======== Data records ========
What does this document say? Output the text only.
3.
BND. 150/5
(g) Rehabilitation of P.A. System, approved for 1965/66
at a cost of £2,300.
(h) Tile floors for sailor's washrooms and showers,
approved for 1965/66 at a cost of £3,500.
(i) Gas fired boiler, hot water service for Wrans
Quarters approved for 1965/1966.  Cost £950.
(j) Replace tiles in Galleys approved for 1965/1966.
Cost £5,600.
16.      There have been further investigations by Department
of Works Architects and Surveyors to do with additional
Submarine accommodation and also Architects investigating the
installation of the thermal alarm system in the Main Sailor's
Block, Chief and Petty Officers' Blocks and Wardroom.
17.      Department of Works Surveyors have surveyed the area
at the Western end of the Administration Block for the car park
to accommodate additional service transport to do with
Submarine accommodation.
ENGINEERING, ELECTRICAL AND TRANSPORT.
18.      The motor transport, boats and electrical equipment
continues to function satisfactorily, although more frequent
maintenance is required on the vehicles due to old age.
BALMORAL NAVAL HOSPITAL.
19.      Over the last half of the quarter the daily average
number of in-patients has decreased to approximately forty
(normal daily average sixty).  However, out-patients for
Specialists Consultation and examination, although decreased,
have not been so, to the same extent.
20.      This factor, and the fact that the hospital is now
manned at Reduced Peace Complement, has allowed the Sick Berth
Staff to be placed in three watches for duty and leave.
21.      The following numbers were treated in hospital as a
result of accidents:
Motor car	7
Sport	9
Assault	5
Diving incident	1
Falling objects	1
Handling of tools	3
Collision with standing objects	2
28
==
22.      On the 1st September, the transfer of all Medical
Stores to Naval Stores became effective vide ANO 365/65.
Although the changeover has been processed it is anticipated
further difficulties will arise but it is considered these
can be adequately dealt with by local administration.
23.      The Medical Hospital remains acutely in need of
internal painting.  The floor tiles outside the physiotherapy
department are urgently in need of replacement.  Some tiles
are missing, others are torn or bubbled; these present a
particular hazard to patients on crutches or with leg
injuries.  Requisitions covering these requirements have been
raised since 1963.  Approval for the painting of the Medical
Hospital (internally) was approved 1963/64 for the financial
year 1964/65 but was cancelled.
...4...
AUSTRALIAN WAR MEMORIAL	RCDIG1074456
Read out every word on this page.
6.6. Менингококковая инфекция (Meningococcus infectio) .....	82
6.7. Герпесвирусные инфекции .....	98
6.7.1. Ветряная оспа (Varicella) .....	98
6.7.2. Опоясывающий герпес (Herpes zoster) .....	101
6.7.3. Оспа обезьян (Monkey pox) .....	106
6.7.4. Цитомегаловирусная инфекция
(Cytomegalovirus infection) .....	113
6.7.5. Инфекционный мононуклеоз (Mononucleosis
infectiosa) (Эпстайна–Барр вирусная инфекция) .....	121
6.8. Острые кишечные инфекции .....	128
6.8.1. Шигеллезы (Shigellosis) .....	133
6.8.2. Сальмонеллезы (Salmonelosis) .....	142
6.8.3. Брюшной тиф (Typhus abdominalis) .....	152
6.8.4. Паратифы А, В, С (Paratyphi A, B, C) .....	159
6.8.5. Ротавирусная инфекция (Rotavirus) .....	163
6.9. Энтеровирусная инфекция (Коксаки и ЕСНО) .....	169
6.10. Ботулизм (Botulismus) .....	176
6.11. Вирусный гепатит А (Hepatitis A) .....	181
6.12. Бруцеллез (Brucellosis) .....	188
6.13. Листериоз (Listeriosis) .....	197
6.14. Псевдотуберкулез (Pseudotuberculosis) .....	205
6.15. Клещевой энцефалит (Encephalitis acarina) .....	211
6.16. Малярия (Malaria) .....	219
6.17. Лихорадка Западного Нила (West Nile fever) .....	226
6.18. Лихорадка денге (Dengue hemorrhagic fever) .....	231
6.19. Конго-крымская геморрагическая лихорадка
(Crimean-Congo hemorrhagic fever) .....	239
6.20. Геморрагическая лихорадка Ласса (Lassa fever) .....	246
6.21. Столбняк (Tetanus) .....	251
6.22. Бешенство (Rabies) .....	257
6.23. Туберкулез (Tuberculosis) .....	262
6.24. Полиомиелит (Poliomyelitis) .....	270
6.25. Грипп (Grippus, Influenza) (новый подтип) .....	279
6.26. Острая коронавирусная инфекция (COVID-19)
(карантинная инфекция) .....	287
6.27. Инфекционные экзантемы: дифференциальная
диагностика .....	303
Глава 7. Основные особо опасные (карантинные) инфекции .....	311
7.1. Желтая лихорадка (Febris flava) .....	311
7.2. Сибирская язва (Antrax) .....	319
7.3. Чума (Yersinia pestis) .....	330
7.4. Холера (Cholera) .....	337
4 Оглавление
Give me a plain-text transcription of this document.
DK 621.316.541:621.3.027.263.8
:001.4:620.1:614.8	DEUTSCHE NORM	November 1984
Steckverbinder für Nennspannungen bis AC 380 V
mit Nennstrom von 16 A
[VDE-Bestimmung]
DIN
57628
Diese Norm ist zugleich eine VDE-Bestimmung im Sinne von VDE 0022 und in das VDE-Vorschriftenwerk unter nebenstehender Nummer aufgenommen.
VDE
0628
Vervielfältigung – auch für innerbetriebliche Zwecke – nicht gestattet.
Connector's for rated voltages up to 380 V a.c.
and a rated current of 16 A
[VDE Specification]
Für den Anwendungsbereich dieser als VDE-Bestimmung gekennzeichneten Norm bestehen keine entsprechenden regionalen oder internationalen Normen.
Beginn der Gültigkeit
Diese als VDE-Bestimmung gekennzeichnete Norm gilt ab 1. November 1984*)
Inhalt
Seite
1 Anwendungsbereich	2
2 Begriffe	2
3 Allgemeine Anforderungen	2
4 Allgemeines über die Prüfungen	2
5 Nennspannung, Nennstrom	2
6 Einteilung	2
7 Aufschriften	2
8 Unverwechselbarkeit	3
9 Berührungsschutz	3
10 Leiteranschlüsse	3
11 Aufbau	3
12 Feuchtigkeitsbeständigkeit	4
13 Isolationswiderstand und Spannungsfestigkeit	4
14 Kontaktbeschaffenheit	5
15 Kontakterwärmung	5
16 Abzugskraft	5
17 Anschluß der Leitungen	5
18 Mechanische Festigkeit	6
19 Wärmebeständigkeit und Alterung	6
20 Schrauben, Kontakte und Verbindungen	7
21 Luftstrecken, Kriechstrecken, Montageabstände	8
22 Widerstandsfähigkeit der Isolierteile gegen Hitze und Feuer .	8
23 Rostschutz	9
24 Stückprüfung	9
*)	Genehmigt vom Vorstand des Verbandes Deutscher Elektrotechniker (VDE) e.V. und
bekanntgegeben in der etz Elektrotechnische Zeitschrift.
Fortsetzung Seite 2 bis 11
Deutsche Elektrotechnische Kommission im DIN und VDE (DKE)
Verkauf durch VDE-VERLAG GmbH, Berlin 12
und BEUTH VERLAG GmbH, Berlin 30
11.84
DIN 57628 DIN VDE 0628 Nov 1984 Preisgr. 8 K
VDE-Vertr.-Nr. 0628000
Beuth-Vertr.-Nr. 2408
========
_Assignment_
Your response must contain all of the records, copied exactly.

_Result for this exercise_
What does this document say? Output the text only.
3.
BND. 150/5
(g) Rehabilitation of P.A. System, approved for 1965/66
at a cost of £2,300.
(h) Tile floors for sailor's washrooms and showers,
approved for 1965/66 at a cost of £3,500.
(i) Gas fired boiler, hot water service for Wrans
Quarters approved for 1965/1966.  Cost £950.
(j) Replace tiles in Galleys approved for 1965/1966.
Cost £5,600.
16.      There have been further investigations by Department
of Works Architects and Surveyors to do with additional
Submarine accommodation and also Architects investigating the
installation of the thermal alarm system in the Main Sailor's
Block, Chief and Petty Officers' Blocks and Wardroom.
17.      Department of Works Surveyors have surveyed the area
at the Western end of the Administration Block for the car park
to accommodate additional service transport to do with
Submarine accommodation.
ENGINEERING, ELECTRICAL AND TRANSPORT.
18.      The motor transport, boats and electrical equipment
continues to function satisfactorily, although more frequent
maintenance is required on the vehicles due to old age.
BALMORAL NAVAL HOSPITAL.
19.      Over the last half of the quarter the daily average
number of in-patients has decreased to approximately forty
(normal daily average sixty).  However, out-patients for
Specialists Consultation and examination, although decreased,
have not been so, to the same extent.
20.      This factor, and the fact that the hospital is now
manned at Reduced Peace Complement, has allowed the Sick Berth
Staff to be placed in three watches for duty and leave.
21.      The following numbers were treated in hospital as a
result of accidents:
Motor car	7
Sport	9
Assault	5
Diving incident	1
Falling objects	1
Handling of tools	3
Collision with standing objects	2
28
==
22.      On the 1st September, the transfer of all Medical
Stores to Naval Stores became effective vide ANO 365/65.
Although the changeover has been processed it is anticipated
further difficulties will arise but it is considered these
can be adequately dealt with by local administration.
23.      The Medical Hospital remains acutely in need of
internal painting.  The floor tiles outside the physiotherapy
department are urgently in need of replacement.  Some tiles
are missing, others are torn or bubbled; these present a
particular hazard to patients on crutches or with leg
injuries.  Requisitions covering these requirements have been
raised since 1963.  Approval for the painting of the Medical
Hospital (internally) was approved 1963/64 for the financial
year 1964/65 but was cancelled.
...4...
AUSTRALIAN WAR MEMORIAL	RCDIG1074456
Read out every word on this page.
6.6. Менингококковая инфекция (Meningococcus infectio) .....	82
6.7. Герпесвирусные инфекции .....	98
6.7.1. Ветряная оспа (Varicella) .....	98
6.7.2. Опоясывающий герпес (Herpes zoster) .....	101
6.7.3. Оспа обезьян (Monkey pox) .....	106
6.7.4. Цитомегаловирусная инфекция
(Cytomegalovirus infection) .....	113
6.7.5. Инфекционный мононуклеоз (Mononucleosis
infectiosa) (Эпстайна–Барр вирусная инфекция) .....	121
6.8. Острые кишечные инфекции .....	128
6.8.1. Шигеллезы (Shigellosis) .....	133
6.8.2. Сальмонеллезы (Salmonelosis) .....	142
6.8.3. Брюшной тиф (Typhus abdominalis) .....	152
6.8.4. Паратифы А, В, С (Paratyphi A, B, C) .....	159
6.8.5. Ротавирусная инфекция (Rotavirus) .....	163
6.9. Энтеровирусная инфекция (Коксаки и ЕСНО) .....	169
6.10. Ботулизм (Botulismus) .....	176
6.11. Вирусный гепатит А (Hepatitis A) .....	181
6.12. Бруцеллез (Brucellosis) .....	188
6.13. Листериоз (Listeriosis) .....	197
6.14. Псевдотуберкулез (Pseudotuberculosis) .....	205
6.15. Клещевой энцефалит (Encephalitis acarina) .....	211
6.16. Малярия (Malaria) .....	219
6.17. Лихорадка Западного Нила (West Nile fever) .....	226
6.18. Лихорадка денге (Dengue hemorrhagic fever) .....	231
6.19. Конго-крымская геморрагическая лихорадка
(Crimean-Congo hemorrhagic fever) .....	239
6.20. Геморрагическая лихорадка Ласса (Lassa fever) .....	246
6.21. Столбняк (Tetanus) .....	251
6.22. Бешенство (Rabies) .....	257
6.23. Туберкулез (Tuberculosis) .....	262
6.24. Полиомиелит (Poliomyelitis) .....	270
6.25. Грипп (Grippus, Influenza) (новый подтип) .....	279
6.26. Острая коронавирусная инфекция (COVID-19)
(карантинная инфекция) .....	287
6.27. Инфекционные экзантемы: дифференциальная
диагностика .....	303
Глава 7. Основные особо опасные (карантинные) инфекции .....	311
7.1. Желтая лихорадка (Febris flava) .....	311
7.2. Сибирская язва (Antrax) .....	319
7.3. Чума (Yersinia pestis) .....	330
7.4. Холера (Cholera) .....	337
4 Оглавление
Give me a plain-text transcription of this document.
DK 621.316.541:621.3.027.263.8
:001.4:620.1:614.8	DEUTSCHE NORM	November 1984
Steckverbinder für Nennspannungen bis AC 380 V
mit Nennstrom von 16 A
[VDE-Bestimmung]
DIN
57628
Diese Norm ist zugleich eine VDE-Bestimmung im Sinne von VDE 0022 und in das VDE-Vorschriftenwerk unter nebenstehender Nummer aufgenommen.
VDE
0628
Vervielfältigung – auch für innerbetriebliche Zwecke – nicht gestattet.
Connector's for rated voltages up to 380 V a.c.
and a rated current of 16 A
[VDE Specification]
Für den Anwendungsbereich dieser als VDE-Bestimmung gekennzeichneten Norm bestehen keine entsprechenden regionalen oder internationalen Normen.
Beginn der Gültigkeit
Diese als VDE-Bestimmung gekennzeichnete Norm gilt ab 1. November 1984*)
Inhalt
Seite
1 Anwendungsbereich	2
2 Begriffe	2
3 Allgemeine Anforderungen	2
4 Allgemeines über die Prüfungen	2
5 Nennspannung, Nennstrom	2
6 Einteilung	2
7 Aufschriften	2
8 Unverwechselbarkeit	3
9 Berührungsschutz	3
10 Leiteranschlüsse	3
11 Aufbau	3
12 Feuchtigkeitsbeständigkeit	4
13 Isolationswiderstand und Spannungsfestigkeit	4
14 Kontaktbeschaffenheit	5
15 Kontakterwärmung	5
16 Abzugskraft	5
17 Anschluß der Leitungen	5
18 Mechanische Festigkeit	6
19 Wärmebeständigkeit und Alterung	6
20 Schrauben, Kontakte und Verbindungen	7
21 Luftstrecken, Kriechstrecken, Montageabstände	8
22 Widerstandsfähigkeit der Isolierteile gegen Hitze und Feuer .	8
23 Rostschutz	9
24 Stückprüfung	9
*)	Genehmigt vom Vorstand des Verbandes Deutscher Elektrotechniker (VDE) e.V. und
bekanntgegeben in der etz Elektrotechnische Zeitschrift.
Fortsetzung Seite 2 bis 11
Deutsche Elektrotechnische Kommission im DIN und VDE (DKE)
Verkauf durch VDE-VERLAG GmbH, Berlin 12
und BEUTH VERLAG GmbH, Berlin 30
11.84
DIN 57628 DIN VDE 0628 Nov 1984 Preisgr. 8 K
VDE-Vertr.-Nr. 0628000
Beuth-Vertr.-Nr. 2408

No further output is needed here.